| RECORDS PROVIDED |
———

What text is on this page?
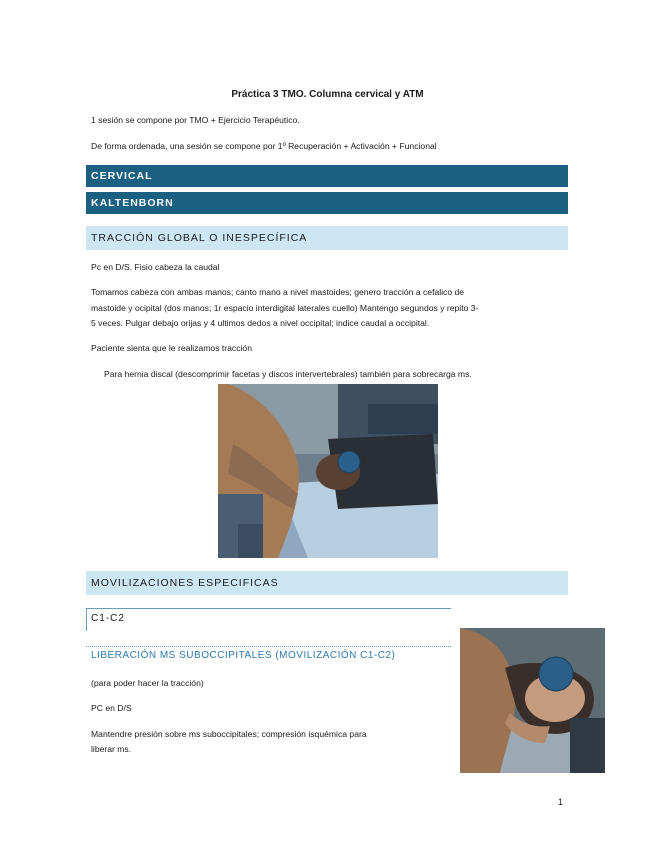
Práctica 3 TMO. Columna cervical y ATM
1 sesión se compone por TMO + Ejercicio Terapéutico.
De forma ordenada, una sesión se compone por 1º Recuperación + Activación + Funcional
CERVICAL
KALTENBORN
TRACCIÓN GLOBAL O INESPECÍFICA
Pc en D/S. Fisio cabeza la caudal
Tomamos cabeza con ambas manos; canto mano a nivel mastoides; genero tracción a cefalico de
mastoide y ocipital (dos manos; 1r espacio interdigital laterales cuello) Mantengo segundos y repito 3-
5 veces. Pulgar debajo orijas y 4 ultimos dedos a nivel occipital; indice caudal a occipital.
Paciente sienta que le realizamos tracción
Para hernia discal (descomprimir facetas y discos intervertebrales) también para sobrecarga ms.
MOVILIZACIONES ESPECIFICAS
C1-C2
LIBERACIÓN MS SUBOCCIPITALES (MOVILIZACIÓN C1-C2)
(para poder hacer la tracción)
PC en D/S
Mantendre presión sobre ms suboccipitales; compresión isquémica para
liberar ms.
1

———

| PROBLEM STATEMENT |
Write every entry out again exactly, dropping the pictures.

| REPLY TO THE TASK |
What text is on this page?
Práctica 3 TMO. Columna cervical y ATM
1 sesión se compone por TMO + Ejercicio Terapéutico.
De forma ordenada, una sesión se compone por 1º Recuperación + Activación + Funcional
CERVICAL
KALTENBORN
TRACCIÓN GLOBAL O INESPECÍFICA
Pc en D/S. Fisio cabeza la caudal
Tomamos cabeza con ambas manos; canto mano a nivel mastoides; genero tracción a cefalico de
mastoide y ocipital (dos manos; 1r espacio interdigital laterales cuello) Mantengo segundos y repito 3-
5 veces. Pulgar debajo orijas y 4 ultimos dedos a nivel occipital; indice caudal a occipital.
Paciente sienta que le realizamos tracción
Para hernia discal (descomprimir facetas y discos intervertebrales) también para sobrecarga ms.
MOVILIZACIONES ESPECIFICAS
C1-C2
LIBERACIÓN MS SUBOCCIPITALES (MOVILIZACIÓN C1-C2)
(para poder hacer la tracción)
PC en D/S
Mantendre presión sobre ms suboccipitales; compresión isquémica para
liberar ms.
1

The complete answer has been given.